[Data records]
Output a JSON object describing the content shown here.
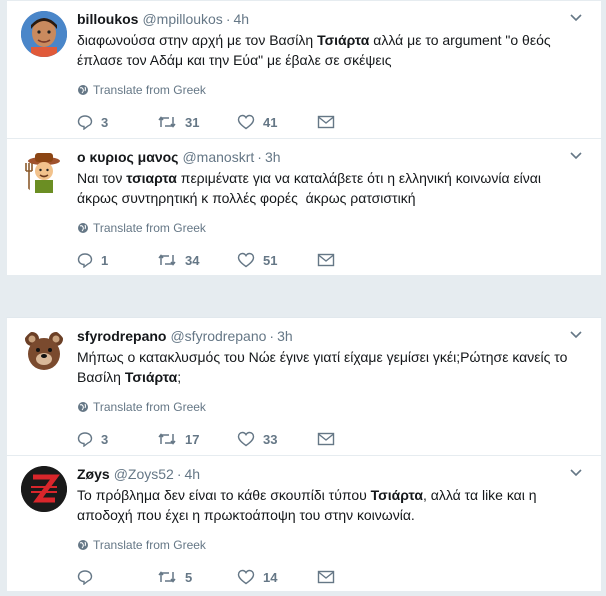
{
  "thread1": {
    "tweets": [
      {
        "name": "billoukos",
        "handle": "@mpilloukos",
        "time": "4h",
        "text_parts": [
          "διαφωνούσα στην αρχή με τον Βασίλη ",
          "Τσιάρτα",
          " αλλά με το argument \"ο θεός έπλασε τον Αδάμ και την Εύα\" με έβαλε σε σκέψεις"
        ],
        "translate": "Translate from Greek",
        "replies": "3",
        "retweets": "31",
        "likes": "41",
        "avatar_color": "#3a6fb0"
      },
      {
        "name": "ο κυριος μανος",
        "handle": "@manoskrt",
        "time": "3h",
        "text_parts": [
          "Ναι τον ",
          "τσιαρτα",
          " περιμένατε για να καταλάβετε ότι η ελληνική κοινωνία είναι άκρως συντηρητική κ πολλές φορές  άκρως ρατσιστική"
        ],
        "translate": "Translate from Greek",
        "replies": "1",
        "retweets": "34",
        "likes": "51",
        "avatar_color": "#ffffff"
      }
    ]
  },
  "thread2": {
    "tweets": [
      {
        "name": "sfyrodrepano",
        "handle": "@sfyrodrepano",
        "time": "3h",
        "text_parts": [
          "Μήπως ο κατακλυσμός του Νώε έγινε γιατί είχαμε γεμίσει γκέι;Ρώτησε κανείς το Βασίλη ",
          "Τσιάρτα",
          ";"
        ],
        "translate": "Translate from Greek",
        "replies": "3",
        "retweets": "17",
        "likes": "33",
        "avatar_color": "#ffffff"
      },
      {
        "name": "Zøys",
        "handle": "@Zoys52",
        "time": "4h",
        "text_parts": [
          "Το πρόβλημα δεν είναι το κάθε σκουπίδι τύπου ",
          "Τσιάρτα",
          ", αλλά τα like και η αποδοχή που έχει η πρωκτοάποψη του στην κοινωνία."
        ],
        "translate": "Translate from Greek",
        "replies": "",
        "retweets": "5",
        "likes": "14",
        "avatar_color": "#1a1a1a"
      }
    ]
  },
  "colors": {
    "text": "#14171a",
    "secondary": "#657786",
    "background": "#e6ecf0",
    "zoys_red": "#d9262b"
  }
}
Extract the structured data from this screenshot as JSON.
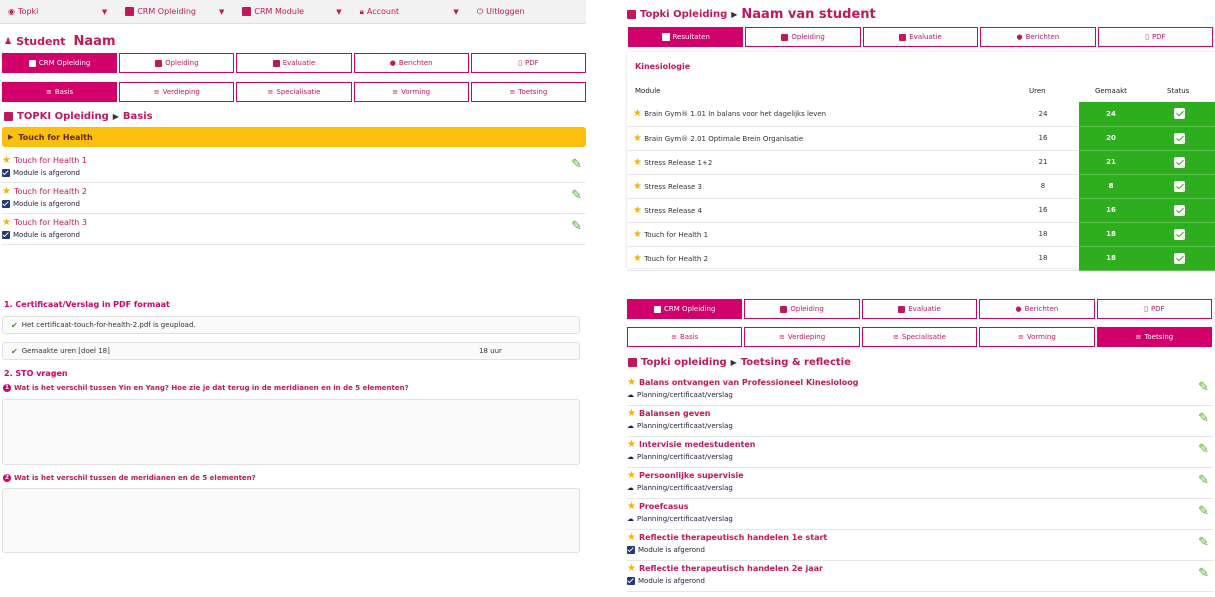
{
  "nav": {
    "items": [
      {
        "label": "Topki",
        "icon": "location-icon"
      },
      {
        "label": "CRM Opleiding",
        "icon": "book-icon"
      },
      {
        "label": "CRM Module",
        "icon": "book-icon"
      },
      {
        "label": "Account",
        "icon": "lock-icon"
      },
      {
        "label": "Uitloggen",
        "icon": "power-icon"
      }
    ]
  },
  "left": {
    "student_label": "Student",
    "student_name": "Naam",
    "main_tabs": [
      "CRM Opleiding",
      "Opleiding",
      "Evaluatie",
      "Berichten",
      "PDF"
    ],
    "sub_tabs": [
      "Basis",
      "Verdieping",
      "Specialisatie",
      "Vorming",
      "Toetsing"
    ],
    "breadcrumb_root": "TOPKI Opleiding",
    "breadcrumb_current": "Basis",
    "section_bar": "Touch for Health",
    "modules": [
      {
        "title": "Touch for Health 1",
        "status": "Module is afgerond"
      },
      {
        "title": "Touch for Health 2",
        "status": "Module is afgerond"
      },
      {
        "title": "Touch for Health 3",
        "status": "Module is afgerond"
      }
    ],
    "cert_heading": "1. Certificaat/Verslag in PDF formaat",
    "cert_msg": "Het certificaat-touch-for-health-2.pdf is geupload.",
    "hours_label": "Gemaakte uren [doel 18]",
    "hours_value": "18 uur",
    "sto_heading": "2. STO vragen",
    "questions": [
      {
        "num": "1",
        "text": "Wat is het verschil tussen Yin en Yang? Hoe zie je dat terug in de meridianen en in de 5 elementen?"
      },
      {
        "num": "2",
        "text": "Wat is het verschil tussen de meridianen en de 5 elementen?"
      }
    ]
  },
  "right_top": {
    "breadcrumb_root": "Topki Opleiding",
    "breadcrumb_current": "Naam van student",
    "tabs": [
      "Resultaten",
      "Opleiding",
      "Evaluatie",
      "Berichten",
      "PDF"
    ],
    "section_title": "Kinesiologie",
    "columns": [
      "Module",
      "Uren",
      "Gemaakt",
      "Status"
    ],
    "rows": [
      {
        "module": "Brain Gym® 1.01 In balans voor het dagelijks leven",
        "uren": "24",
        "gemaakt": "24"
      },
      {
        "module": "Brain Gym® 2.01 Optimale Brein Organisatie",
        "uren": "16",
        "gemaakt": "20"
      },
      {
        "module": "Stress Release 1+2",
        "uren": "21",
        "gemaakt": "21"
      },
      {
        "module": "Stress Release 3",
        "uren": "8",
        "gemaakt": "8"
      },
      {
        "module": "Stress Release 4",
        "uren": "16",
        "gemaakt": "16"
      },
      {
        "module": "Touch for Health 1",
        "uren": "18",
        "gemaakt": "18"
      },
      {
        "module": "Touch for Health 2",
        "uren": "18",
        "gemaakt": "18"
      }
    ]
  },
  "right_bottom": {
    "main_tabs": [
      "CRM Opleiding",
      "Opleiding",
      "Evaluatie",
      "Berichten",
      "PDF"
    ],
    "sub_tabs": [
      "Basis",
      "Verdieping",
      "Specialisatie",
      "Vorming",
      "Toetsing"
    ],
    "breadcrumb_root": "Topki opleiding",
    "breadcrumb_current": "Toetsing & reflectie",
    "items": [
      {
        "title": "Balans ontvangen van Professioneel Kinesioloog",
        "sub": "Planning/certificaat/verslag"
      },
      {
        "title": "Balansen geven",
        "sub": "Planning/certificaat/verslag"
      },
      {
        "title": "Intervisie medestudenten",
        "sub": "Planning/certificaat/verslag"
      },
      {
        "title": "Persoonlijke supervisie",
        "sub": "Planning/certificaat/verslag"
      },
      {
        "title": "Proefcasus",
        "sub": "Planning/certificaat/verslag"
      },
      {
        "title": "Reflectie therapeutisch handelen 1e start",
        "sub": "Module is afgerond"
      },
      {
        "title": "Reflectie therapeutisch handelen 2e jaar",
        "sub": "Module is afgerond"
      }
    ]
  },
  "colors": {
    "accent": "#d1006b",
    "green": "#2eae1e",
    "yellow": "#fbbf0e"
  }
}
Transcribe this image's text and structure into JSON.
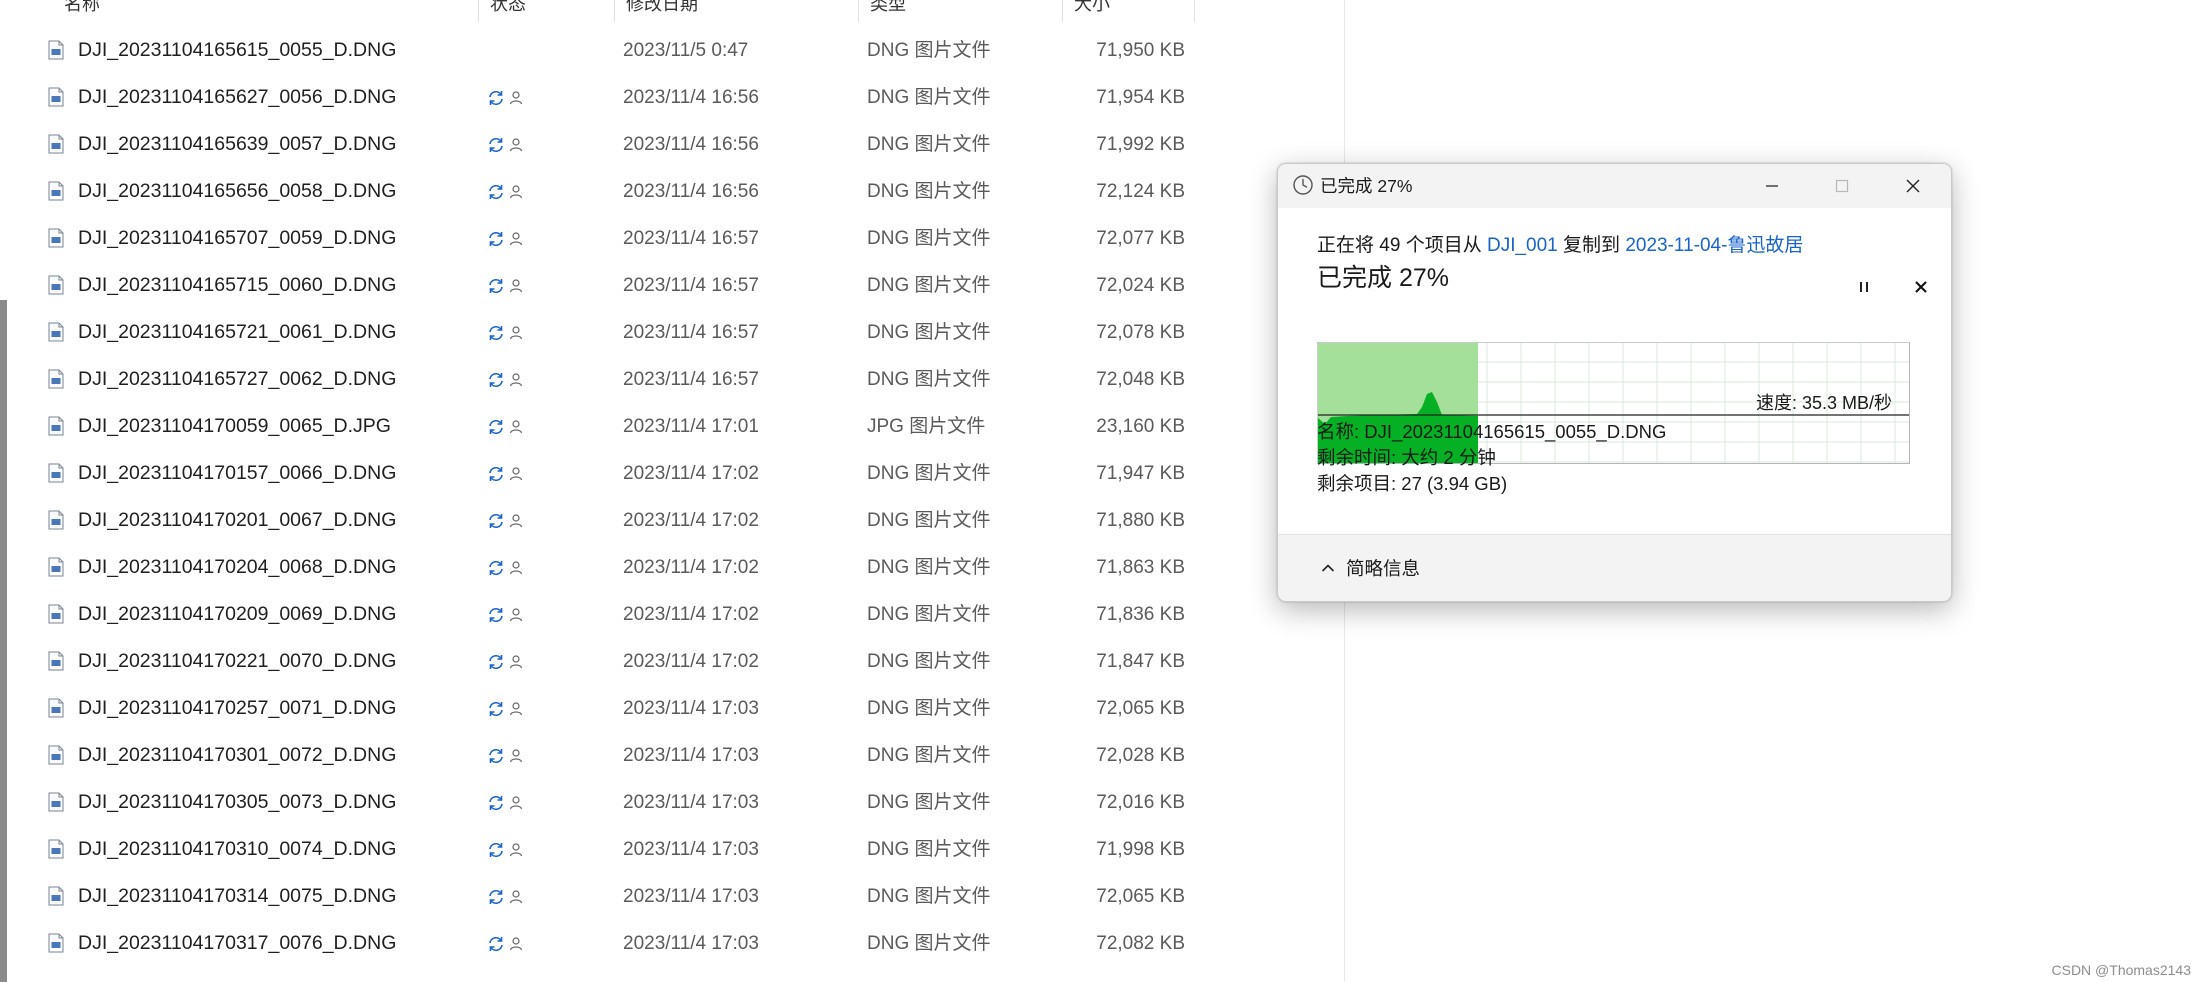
{
  "columns": {
    "name": "名称",
    "status": "状态",
    "date": "修改日期",
    "type": "类型",
    "size": "大小"
  },
  "files": [
    {
      "name": "DJI_20231104165615_0055_D.DNG",
      "status": "",
      "date": "2023/11/5 0:47",
      "type": "DNG 图片文件",
      "size": "71,950 KB",
      "icon": "dng-file-icon"
    },
    {
      "name": "DJI_20231104165627_0056_D.DNG",
      "status": "sync-pending",
      "date": "2023/11/4 16:56",
      "type": "DNG 图片文件",
      "size": "71,954 KB",
      "icon": "dng-file-icon"
    },
    {
      "name": "DJI_20231104165639_0057_D.DNG",
      "status": "sync-pending",
      "date": "2023/11/4 16:56",
      "type": "DNG 图片文件",
      "size": "71,992 KB",
      "icon": "dng-file-icon"
    },
    {
      "name": "DJI_20231104165656_0058_D.DNG",
      "status": "sync-pending",
      "date": "2023/11/4 16:56",
      "type": "DNG 图片文件",
      "size": "72,124 KB",
      "icon": "dng-file-icon"
    },
    {
      "name": "DJI_20231104165707_0059_D.DNG",
      "status": "sync-pending",
      "date": "2023/11/4 16:57",
      "type": "DNG 图片文件",
      "size": "72,077 KB",
      "icon": "dng-file-icon"
    },
    {
      "name": "DJI_20231104165715_0060_D.DNG",
      "status": "sync-pending",
      "date": "2023/11/4 16:57",
      "type": "DNG 图片文件",
      "size": "72,024 KB",
      "icon": "dng-file-icon"
    },
    {
      "name": "DJI_20231104165721_0061_D.DNG",
      "status": "sync-pending",
      "date": "2023/11/4 16:57",
      "type": "DNG 图片文件",
      "size": "72,078 KB",
      "icon": "dng-file-icon"
    },
    {
      "name": "DJI_20231104165727_0062_D.DNG",
      "status": "sync-pending",
      "date": "2023/11/4 16:57",
      "type": "DNG 图片文件",
      "size": "72,048 KB",
      "icon": "dng-file-icon"
    },
    {
      "name": "DJI_20231104170059_0065_D.JPG",
      "status": "sync-pending",
      "date": "2023/11/4 17:01",
      "type": "JPG 图片文件",
      "size": "23,160 KB",
      "icon": "jpg-file-icon"
    },
    {
      "name": "DJI_20231104170157_0066_D.DNG",
      "status": "sync-pending",
      "date": "2023/11/4 17:02",
      "type": "DNG 图片文件",
      "size": "71,947 KB",
      "icon": "dng-file-icon"
    },
    {
      "name": "DJI_20231104170201_0067_D.DNG",
      "status": "sync-pending",
      "date": "2023/11/4 17:02",
      "type": "DNG 图片文件",
      "size": "71,880 KB",
      "icon": "dng-file-icon"
    },
    {
      "name": "DJI_20231104170204_0068_D.DNG",
      "status": "sync-pending",
      "date": "2023/11/4 17:02",
      "type": "DNG 图片文件",
      "size": "71,863 KB",
      "icon": "dng-file-icon"
    },
    {
      "name": "DJI_20231104170209_0069_D.DNG",
      "status": "sync-pending",
      "date": "2023/11/4 17:02",
      "type": "DNG 图片文件",
      "size": "71,836 KB",
      "icon": "dng-file-icon"
    },
    {
      "name": "DJI_20231104170221_0070_D.DNG",
      "status": "sync-pending",
      "date": "2023/11/4 17:02",
      "type": "DNG 图片文件",
      "size": "71,847 KB",
      "icon": "dng-file-icon"
    },
    {
      "name": "DJI_20231104170257_0071_D.DNG",
      "status": "sync-pending",
      "date": "2023/11/4 17:03",
      "type": "DNG 图片文件",
      "size": "72,065 KB",
      "icon": "dng-file-icon"
    },
    {
      "name": "DJI_20231104170301_0072_D.DNG",
      "status": "sync-pending",
      "date": "2023/11/4 17:03",
      "type": "DNG 图片文件",
      "size": "72,028 KB",
      "icon": "dng-file-icon"
    },
    {
      "name": "DJI_20231104170305_0073_D.DNG",
      "status": "sync-pending",
      "date": "2023/11/4 17:03",
      "type": "DNG 图片文件",
      "size": "72,016 KB",
      "icon": "dng-file-icon"
    },
    {
      "name": "DJI_20231104170310_0074_D.DNG",
      "status": "sync-pending",
      "date": "2023/11/4 17:03",
      "type": "DNG 图片文件",
      "size": "71,998 KB",
      "icon": "dng-file-icon"
    },
    {
      "name": "DJI_20231104170314_0075_D.DNG",
      "status": "sync-pending",
      "date": "2023/11/4 17:03",
      "type": "DNG 图片文件",
      "size": "72,065 KB",
      "icon": "dng-file-icon"
    },
    {
      "name": "DJI_20231104170317_0076_D.DNG",
      "status": "sync-pending",
      "date": "2023/11/4 17:03",
      "type": "DNG 图片文件",
      "size": "72,082 KB",
      "icon": "dng-file-icon"
    }
  ],
  "dialog": {
    "title": "已完成 27%",
    "copy_prefix": "正在将 49 个项目从 ",
    "source": "DJI_001",
    "copy_middle": " 复制到 ",
    "destination": "2023-11-04-鲁迅故居",
    "progress_heading": "已完成 27%",
    "progress_percent": 27,
    "speed": "速度: 35.3 MB/秒",
    "name_line": "名称: DJI_20231104165615_0055_D.DNG",
    "time_left": "剩余时间: 大约 2 分钟",
    "items_left": "剩余项目: 27 (3.94 GB)",
    "collapse_label": "简略信息",
    "accent_color": "#06b025",
    "fill_color": "#a4e09a",
    "link_color": "#1a63c8"
  },
  "watermark": "CSDN @Thomas2143",
  "colors": {
    "sync_icon": "#1a63c8",
    "text_secondary": "#5a5a5a"
  }
}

**Task directions**
From the records above, pull out every line containing the word "Brain".

**Response to this exercise**
        "module": "Brain Gym® 1.01 In balans voor het dagelijks leven",
        "module": "Brain Gym® 2.01 Optimale Brein Organisatie",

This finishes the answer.